(Extracted rows)
* * *

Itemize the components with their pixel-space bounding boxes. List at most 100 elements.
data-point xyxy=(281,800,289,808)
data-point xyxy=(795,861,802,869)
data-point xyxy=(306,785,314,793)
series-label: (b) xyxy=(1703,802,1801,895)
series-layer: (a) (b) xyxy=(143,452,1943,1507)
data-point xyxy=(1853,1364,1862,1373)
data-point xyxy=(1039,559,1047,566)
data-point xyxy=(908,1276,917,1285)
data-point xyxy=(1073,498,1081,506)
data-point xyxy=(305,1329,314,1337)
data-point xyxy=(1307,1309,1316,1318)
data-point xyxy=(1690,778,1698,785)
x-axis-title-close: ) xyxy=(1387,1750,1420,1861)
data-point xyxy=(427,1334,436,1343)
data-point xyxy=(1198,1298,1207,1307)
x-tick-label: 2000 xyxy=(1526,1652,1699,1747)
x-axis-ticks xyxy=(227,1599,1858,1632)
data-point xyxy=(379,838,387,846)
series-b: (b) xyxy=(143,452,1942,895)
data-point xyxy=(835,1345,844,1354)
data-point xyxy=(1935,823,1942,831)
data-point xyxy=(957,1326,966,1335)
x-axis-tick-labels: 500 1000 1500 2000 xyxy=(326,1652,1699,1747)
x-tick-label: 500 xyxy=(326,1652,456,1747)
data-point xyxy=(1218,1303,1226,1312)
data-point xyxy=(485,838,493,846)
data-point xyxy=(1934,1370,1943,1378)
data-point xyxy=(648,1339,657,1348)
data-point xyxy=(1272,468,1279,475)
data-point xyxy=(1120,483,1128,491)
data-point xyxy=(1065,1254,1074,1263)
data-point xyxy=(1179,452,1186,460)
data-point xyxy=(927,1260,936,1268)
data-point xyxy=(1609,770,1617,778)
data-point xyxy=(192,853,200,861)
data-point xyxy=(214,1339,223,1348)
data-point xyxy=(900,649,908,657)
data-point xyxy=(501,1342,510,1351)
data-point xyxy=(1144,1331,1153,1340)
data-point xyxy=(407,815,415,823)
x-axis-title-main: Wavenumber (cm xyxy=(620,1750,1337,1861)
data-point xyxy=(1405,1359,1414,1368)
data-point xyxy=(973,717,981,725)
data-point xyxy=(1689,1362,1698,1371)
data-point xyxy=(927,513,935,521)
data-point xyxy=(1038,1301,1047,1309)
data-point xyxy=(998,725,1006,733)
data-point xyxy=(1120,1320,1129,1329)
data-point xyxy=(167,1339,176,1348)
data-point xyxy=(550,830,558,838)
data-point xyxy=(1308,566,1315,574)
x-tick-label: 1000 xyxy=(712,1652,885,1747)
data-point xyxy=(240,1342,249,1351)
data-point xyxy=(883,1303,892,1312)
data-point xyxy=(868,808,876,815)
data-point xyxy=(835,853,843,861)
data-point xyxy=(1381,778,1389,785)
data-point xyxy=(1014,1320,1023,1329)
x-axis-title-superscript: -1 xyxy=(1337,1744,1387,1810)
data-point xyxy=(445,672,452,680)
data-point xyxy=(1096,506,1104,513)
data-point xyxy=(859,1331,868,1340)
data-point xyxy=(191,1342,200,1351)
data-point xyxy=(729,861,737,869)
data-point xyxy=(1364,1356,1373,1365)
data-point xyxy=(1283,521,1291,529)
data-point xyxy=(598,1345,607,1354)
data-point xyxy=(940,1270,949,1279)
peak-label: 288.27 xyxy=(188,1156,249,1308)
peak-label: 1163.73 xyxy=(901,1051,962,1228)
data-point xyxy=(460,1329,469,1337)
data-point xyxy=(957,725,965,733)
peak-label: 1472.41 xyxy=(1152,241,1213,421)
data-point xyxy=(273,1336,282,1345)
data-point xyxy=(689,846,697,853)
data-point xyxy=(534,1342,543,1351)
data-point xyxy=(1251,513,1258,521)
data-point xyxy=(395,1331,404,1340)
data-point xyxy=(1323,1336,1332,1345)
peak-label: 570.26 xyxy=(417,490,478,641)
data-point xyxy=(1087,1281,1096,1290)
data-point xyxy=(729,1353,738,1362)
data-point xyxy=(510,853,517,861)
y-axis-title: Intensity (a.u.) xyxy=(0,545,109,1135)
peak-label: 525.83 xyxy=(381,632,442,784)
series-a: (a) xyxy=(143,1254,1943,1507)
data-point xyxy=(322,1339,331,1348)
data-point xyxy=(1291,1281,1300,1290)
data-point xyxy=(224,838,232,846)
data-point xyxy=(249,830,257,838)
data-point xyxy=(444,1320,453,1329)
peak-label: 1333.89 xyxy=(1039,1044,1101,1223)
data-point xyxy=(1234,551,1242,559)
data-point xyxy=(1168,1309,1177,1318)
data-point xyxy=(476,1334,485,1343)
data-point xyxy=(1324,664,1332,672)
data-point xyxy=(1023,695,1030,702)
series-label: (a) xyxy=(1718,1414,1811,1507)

* * *

## TASK DIRECTIONS:
Copy every one of the rows above word for word, keeping their original order.

## RESPONSE BELOW:
Itemize the components with their pixel-space bounding boxes. List at most 100 elements.
data-point xyxy=(281,800,289,808)
data-point xyxy=(795,861,802,869)
data-point xyxy=(306,785,314,793)
series-label: (b) xyxy=(1703,802,1801,895)
series-layer: (a) (b) xyxy=(143,452,1943,1507)
data-point xyxy=(1853,1364,1862,1373)
data-point xyxy=(1039,559,1047,566)
data-point xyxy=(908,1276,917,1285)
data-point xyxy=(1073,498,1081,506)
data-point xyxy=(305,1329,314,1337)
data-point xyxy=(1307,1309,1316,1318)
data-point xyxy=(1690,778,1698,785)
x-axis-title-close: ) xyxy=(1387,1750,1420,1861)
data-point xyxy=(427,1334,436,1343)
data-point xyxy=(1198,1298,1207,1307)
x-tick-label: 2000 xyxy=(1526,1652,1699,1747)
x-axis-ticks xyxy=(227,1599,1858,1632)
data-point xyxy=(379,838,387,846)
series-b: (b) xyxy=(143,452,1942,895)
data-point xyxy=(835,1345,844,1354)
data-point xyxy=(1935,823,1942,831)
data-point xyxy=(957,1326,966,1335)
x-axis-tick-labels: 500 1000 1500 2000 xyxy=(326,1652,1699,1747)
x-tick-label: 500 xyxy=(326,1652,456,1747)
data-point xyxy=(1218,1303,1226,1312)
data-point xyxy=(485,838,493,846)
data-point xyxy=(1934,1370,1943,1378)
data-point xyxy=(648,1339,657,1348)
data-point xyxy=(1272,468,1279,475)
data-point xyxy=(1120,483,1128,491)
data-point xyxy=(1065,1254,1074,1263)
data-point xyxy=(1179,452,1186,460)
data-point xyxy=(927,1260,936,1268)
data-point xyxy=(1609,770,1617,778)
data-point xyxy=(192,853,200,861)
data-point xyxy=(214,1339,223,1348)
data-point xyxy=(900,649,908,657)
data-point xyxy=(501,1342,510,1351)
data-point xyxy=(1144,1331,1153,1340)
data-point xyxy=(407,815,415,823)
x-axis-title-main: Wavenumber (cm xyxy=(620,1750,1337,1861)
data-point xyxy=(1405,1359,1414,1368)
data-point xyxy=(973,717,981,725)
data-point xyxy=(1689,1362,1698,1371)
data-point xyxy=(927,513,935,521)
data-point xyxy=(1038,1301,1047,1309)
data-point xyxy=(998,725,1006,733)
data-point xyxy=(1120,1320,1129,1329)
data-point xyxy=(167,1339,176,1348)
data-point xyxy=(550,830,558,838)
data-point xyxy=(1308,566,1315,574)
x-tick-label: 1000 xyxy=(712,1652,885,1747)
data-point xyxy=(240,1342,249,1351)
data-point xyxy=(883,1303,892,1312)
data-point xyxy=(868,808,876,815)
data-point xyxy=(835,853,843,861)
data-point xyxy=(1381,778,1389,785)
data-point xyxy=(1014,1320,1023,1329)
x-axis-title-superscript: -1 xyxy=(1337,1744,1387,1810)
data-point xyxy=(445,672,452,680)
data-point xyxy=(1096,506,1104,513)
data-point xyxy=(859,1331,868,1340)
data-point xyxy=(191,1342,200,1351)
data-point xyxy=(729,861,737,869)
data-point xyxy=(1364,1356,1373,1365)
data-point xyxy=(1283,521,1291,529)
data-point xyxy=(598,1345,607,1354)
data-point xyxy=(940,1270,949,1279)
peak-label: 288.27 xyxy=(188,1156,249,1308)
peak-label: 1163.73 xyxy=(901,1051,962,1228)
data-point xyxy=(460,1329,469,1337)
data-point xyxy=(957,725,965,733)
peak-label: 1472.41 xyxy=(1152,241,1213,421)
data-point xyxy=(273,1336,282,1345)
data-point xyxy=(689,846,697,853)
data-point xyxy=(534,1342,543,1351)
data-point xyxy=(1251,513,1258,521)
data-point xyxy=(395,1331,404,1340)
data-point xyxy=(1323,1336,1332,1345)
peak-label: 570.26 xyxy=(417,490,478,641)
data-point xyxy=(1087,1281,1096,1290)
data-point xyxy=(729,1353,738,1362)
data-point xyxy=(510,853,517,861)
y-axis-title: Intensity (a.u.) xyxy=(0,545,109,1135)
peak-label: 525.83 xyxy=(381,632,442,784)
series-a: (a) xyxy=(143,1254,1943,1507)
data-point xyxy=(322,1339,331,1348)
data-point xyxy=(1291,1281,1300,1290)
data-point xyxy=(224,838,232,846)
data-point xyxy=(249,830,257,838)
data-point xyxy=(444,1320,453,1329)
peak-label: 1333.89 xyxy=(1039,1044,1101,1223)
data-point xyxy=(1234,551,1242,559)
data-point xyxy=(1168,1309,1177,1318)
data-point xyxy=(476,1334,485,1343)
data-point xyxy=(1324,664,1332,672)
data-point xyxy=(1023,695,1030,702)
series-label: (a) xyxy=(1718,1414,1811,1507)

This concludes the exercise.